*Your instructions:*
Return all lines from the listing below in which the string "JSON" occurs.

[Figure collection entries]
-- START --

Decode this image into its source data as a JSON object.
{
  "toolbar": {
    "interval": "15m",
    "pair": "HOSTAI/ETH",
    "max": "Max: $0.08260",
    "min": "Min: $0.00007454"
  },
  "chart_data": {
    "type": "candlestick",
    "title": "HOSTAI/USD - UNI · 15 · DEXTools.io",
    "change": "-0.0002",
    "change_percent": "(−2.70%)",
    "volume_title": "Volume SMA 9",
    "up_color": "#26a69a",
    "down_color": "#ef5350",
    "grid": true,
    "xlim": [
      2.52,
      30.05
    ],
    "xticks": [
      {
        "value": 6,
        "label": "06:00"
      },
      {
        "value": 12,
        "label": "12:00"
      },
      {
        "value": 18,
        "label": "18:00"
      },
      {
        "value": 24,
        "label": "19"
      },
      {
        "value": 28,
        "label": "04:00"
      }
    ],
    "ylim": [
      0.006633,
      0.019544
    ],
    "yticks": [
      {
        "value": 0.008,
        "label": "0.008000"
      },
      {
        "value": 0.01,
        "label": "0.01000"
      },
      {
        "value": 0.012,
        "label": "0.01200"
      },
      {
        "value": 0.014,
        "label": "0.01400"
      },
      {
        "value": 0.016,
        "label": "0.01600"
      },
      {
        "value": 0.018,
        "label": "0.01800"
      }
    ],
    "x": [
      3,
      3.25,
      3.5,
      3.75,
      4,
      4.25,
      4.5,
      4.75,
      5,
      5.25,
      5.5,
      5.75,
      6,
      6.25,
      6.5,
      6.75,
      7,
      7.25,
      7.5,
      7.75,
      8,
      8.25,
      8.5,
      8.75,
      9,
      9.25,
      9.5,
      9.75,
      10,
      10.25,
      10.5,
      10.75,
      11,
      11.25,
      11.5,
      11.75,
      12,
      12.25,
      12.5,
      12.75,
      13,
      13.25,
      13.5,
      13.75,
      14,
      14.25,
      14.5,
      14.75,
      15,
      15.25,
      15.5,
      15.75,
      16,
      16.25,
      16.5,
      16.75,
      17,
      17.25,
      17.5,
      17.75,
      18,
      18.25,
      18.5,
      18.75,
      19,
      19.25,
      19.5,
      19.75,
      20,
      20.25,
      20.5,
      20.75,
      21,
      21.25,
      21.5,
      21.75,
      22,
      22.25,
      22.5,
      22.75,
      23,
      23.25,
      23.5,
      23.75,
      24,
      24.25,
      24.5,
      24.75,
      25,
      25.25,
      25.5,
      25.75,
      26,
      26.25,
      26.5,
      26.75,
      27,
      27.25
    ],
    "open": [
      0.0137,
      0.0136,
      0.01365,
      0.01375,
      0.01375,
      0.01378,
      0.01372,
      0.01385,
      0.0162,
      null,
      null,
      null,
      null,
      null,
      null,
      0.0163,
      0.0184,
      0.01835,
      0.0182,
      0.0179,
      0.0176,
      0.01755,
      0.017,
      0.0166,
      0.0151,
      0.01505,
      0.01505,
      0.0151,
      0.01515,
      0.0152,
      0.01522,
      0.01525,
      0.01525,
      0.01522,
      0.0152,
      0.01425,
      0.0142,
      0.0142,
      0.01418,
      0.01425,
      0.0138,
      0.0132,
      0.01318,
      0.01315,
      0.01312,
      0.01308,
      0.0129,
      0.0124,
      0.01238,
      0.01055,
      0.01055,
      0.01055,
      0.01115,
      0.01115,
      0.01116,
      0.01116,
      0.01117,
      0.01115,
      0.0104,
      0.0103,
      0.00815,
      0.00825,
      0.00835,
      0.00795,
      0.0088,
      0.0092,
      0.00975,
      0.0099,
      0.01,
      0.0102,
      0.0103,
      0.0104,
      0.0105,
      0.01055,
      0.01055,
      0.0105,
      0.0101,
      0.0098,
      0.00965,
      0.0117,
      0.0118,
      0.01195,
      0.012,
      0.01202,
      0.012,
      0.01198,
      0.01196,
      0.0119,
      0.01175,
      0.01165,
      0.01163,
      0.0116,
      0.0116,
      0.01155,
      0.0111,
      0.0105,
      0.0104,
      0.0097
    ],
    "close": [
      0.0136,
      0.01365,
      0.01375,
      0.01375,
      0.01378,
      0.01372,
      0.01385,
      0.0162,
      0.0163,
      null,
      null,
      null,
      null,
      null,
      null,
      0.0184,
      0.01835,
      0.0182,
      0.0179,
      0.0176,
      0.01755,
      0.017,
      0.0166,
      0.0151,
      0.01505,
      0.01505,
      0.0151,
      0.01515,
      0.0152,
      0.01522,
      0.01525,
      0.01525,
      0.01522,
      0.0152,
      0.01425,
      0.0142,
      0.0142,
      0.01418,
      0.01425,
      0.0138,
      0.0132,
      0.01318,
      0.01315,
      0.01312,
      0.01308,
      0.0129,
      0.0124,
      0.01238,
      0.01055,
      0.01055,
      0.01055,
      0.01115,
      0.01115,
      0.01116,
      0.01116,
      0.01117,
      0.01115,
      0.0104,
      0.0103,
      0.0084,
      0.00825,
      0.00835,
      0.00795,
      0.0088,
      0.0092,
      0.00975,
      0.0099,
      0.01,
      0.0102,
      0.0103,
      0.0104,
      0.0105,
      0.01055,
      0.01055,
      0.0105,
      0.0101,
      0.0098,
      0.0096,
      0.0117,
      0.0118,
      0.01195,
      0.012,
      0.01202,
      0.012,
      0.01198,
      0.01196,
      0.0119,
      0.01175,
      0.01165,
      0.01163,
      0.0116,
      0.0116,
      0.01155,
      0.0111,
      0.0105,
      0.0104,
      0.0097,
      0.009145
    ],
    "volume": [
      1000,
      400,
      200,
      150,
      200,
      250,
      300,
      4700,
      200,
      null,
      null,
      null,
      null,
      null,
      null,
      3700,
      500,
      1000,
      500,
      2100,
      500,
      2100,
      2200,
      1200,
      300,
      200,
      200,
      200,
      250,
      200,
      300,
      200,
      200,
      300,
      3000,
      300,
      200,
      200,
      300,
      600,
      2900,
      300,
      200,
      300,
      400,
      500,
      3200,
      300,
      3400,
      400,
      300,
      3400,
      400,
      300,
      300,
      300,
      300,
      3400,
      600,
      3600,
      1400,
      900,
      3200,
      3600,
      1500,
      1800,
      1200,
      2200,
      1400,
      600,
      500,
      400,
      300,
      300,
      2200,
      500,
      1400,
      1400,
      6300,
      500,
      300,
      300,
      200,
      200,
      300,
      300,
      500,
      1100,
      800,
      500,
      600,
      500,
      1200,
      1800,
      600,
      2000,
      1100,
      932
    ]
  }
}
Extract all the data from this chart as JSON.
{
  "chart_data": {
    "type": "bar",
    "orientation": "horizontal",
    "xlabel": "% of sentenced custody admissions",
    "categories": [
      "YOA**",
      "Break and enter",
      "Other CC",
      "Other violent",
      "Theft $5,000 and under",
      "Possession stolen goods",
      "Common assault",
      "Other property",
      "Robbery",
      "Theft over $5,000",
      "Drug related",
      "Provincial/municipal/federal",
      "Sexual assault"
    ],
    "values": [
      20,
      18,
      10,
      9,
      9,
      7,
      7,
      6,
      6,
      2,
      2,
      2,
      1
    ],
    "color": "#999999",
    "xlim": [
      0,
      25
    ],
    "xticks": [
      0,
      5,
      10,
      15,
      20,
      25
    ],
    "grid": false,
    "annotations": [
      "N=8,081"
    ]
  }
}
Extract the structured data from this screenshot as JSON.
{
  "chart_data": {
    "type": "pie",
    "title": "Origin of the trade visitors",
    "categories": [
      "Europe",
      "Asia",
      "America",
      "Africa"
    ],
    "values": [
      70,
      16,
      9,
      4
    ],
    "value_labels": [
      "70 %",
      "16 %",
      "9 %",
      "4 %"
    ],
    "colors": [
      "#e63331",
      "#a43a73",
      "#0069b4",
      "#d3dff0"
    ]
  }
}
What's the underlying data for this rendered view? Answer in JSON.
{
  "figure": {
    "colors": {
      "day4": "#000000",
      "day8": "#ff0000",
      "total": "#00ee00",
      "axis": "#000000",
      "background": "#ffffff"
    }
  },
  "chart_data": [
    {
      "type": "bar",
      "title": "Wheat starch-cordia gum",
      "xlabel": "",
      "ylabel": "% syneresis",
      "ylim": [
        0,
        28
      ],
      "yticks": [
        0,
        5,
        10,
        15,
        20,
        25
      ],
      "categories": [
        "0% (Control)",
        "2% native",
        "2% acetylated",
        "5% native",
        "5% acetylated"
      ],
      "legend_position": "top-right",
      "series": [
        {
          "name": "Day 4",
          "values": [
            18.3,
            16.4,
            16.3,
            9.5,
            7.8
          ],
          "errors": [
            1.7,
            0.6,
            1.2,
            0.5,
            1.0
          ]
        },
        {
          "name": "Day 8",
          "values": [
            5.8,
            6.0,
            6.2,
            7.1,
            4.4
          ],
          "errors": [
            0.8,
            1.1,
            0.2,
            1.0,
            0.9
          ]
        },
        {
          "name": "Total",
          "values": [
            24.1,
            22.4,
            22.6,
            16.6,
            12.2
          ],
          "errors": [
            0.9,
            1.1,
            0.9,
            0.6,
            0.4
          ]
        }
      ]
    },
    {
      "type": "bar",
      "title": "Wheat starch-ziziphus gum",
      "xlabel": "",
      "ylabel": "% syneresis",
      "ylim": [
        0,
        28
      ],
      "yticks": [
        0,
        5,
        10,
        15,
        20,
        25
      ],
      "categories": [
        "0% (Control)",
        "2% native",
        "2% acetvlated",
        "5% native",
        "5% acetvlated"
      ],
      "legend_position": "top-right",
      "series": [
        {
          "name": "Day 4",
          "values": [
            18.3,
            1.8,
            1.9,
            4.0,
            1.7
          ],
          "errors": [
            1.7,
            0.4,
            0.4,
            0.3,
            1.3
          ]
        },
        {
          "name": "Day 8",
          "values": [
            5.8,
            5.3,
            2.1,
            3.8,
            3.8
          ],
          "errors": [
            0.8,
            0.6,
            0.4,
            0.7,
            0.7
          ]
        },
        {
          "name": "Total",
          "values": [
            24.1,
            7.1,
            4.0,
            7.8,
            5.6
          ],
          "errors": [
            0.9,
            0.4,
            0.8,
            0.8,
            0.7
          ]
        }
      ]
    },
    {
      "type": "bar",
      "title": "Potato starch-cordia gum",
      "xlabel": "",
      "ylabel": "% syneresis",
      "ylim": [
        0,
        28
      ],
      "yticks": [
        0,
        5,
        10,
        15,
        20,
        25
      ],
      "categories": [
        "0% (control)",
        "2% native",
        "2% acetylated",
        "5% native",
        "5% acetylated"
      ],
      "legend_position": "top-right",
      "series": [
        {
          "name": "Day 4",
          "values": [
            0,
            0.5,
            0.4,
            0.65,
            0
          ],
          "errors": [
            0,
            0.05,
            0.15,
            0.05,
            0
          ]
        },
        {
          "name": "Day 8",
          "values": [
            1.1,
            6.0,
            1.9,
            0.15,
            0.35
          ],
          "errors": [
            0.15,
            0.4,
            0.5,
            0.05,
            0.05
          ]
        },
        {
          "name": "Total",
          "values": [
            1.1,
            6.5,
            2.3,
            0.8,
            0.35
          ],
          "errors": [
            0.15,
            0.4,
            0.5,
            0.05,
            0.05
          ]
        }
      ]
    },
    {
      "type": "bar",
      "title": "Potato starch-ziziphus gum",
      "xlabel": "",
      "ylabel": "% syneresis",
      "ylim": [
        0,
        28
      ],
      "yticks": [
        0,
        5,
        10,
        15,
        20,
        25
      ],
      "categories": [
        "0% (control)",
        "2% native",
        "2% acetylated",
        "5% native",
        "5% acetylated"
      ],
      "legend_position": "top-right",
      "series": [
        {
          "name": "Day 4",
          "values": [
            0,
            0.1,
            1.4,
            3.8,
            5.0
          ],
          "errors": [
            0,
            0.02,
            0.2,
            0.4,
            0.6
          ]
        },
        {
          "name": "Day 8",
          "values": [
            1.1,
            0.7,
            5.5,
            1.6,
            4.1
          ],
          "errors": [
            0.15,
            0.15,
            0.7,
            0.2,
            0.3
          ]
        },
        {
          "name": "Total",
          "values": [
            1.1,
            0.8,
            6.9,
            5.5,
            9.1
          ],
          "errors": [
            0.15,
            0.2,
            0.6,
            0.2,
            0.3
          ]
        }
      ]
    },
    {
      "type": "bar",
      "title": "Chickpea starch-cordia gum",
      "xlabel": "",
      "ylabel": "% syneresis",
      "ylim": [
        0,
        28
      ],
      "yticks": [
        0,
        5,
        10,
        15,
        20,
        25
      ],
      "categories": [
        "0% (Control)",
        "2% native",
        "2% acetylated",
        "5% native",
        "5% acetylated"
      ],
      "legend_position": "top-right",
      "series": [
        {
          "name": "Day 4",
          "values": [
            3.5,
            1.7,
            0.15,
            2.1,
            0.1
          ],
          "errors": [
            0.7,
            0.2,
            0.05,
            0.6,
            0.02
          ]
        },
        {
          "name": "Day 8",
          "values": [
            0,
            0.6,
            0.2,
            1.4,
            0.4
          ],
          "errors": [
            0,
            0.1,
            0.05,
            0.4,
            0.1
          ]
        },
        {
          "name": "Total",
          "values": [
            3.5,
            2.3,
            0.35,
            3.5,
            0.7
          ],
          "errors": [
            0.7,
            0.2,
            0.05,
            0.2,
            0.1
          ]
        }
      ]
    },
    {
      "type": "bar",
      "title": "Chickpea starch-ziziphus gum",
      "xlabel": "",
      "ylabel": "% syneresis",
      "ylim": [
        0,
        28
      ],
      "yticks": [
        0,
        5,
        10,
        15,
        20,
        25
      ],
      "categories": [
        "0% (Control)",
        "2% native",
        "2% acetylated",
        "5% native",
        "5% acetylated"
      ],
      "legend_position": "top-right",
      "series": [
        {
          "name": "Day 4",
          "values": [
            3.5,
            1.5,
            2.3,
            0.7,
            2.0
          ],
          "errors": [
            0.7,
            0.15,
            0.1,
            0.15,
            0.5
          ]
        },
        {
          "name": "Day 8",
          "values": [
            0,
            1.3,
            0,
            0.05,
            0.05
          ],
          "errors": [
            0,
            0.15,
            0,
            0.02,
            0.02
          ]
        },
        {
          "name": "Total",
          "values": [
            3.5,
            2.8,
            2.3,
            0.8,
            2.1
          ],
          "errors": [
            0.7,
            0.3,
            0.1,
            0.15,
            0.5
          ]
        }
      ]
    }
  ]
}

-- END --

*Answer:*
Decode this image into its source data as a JSON object.
Extract all the data from this chart as JSON.
Extract the structured data from this screenshot as JSON.
What's the underlying data for this rendered view? Answer in JSON.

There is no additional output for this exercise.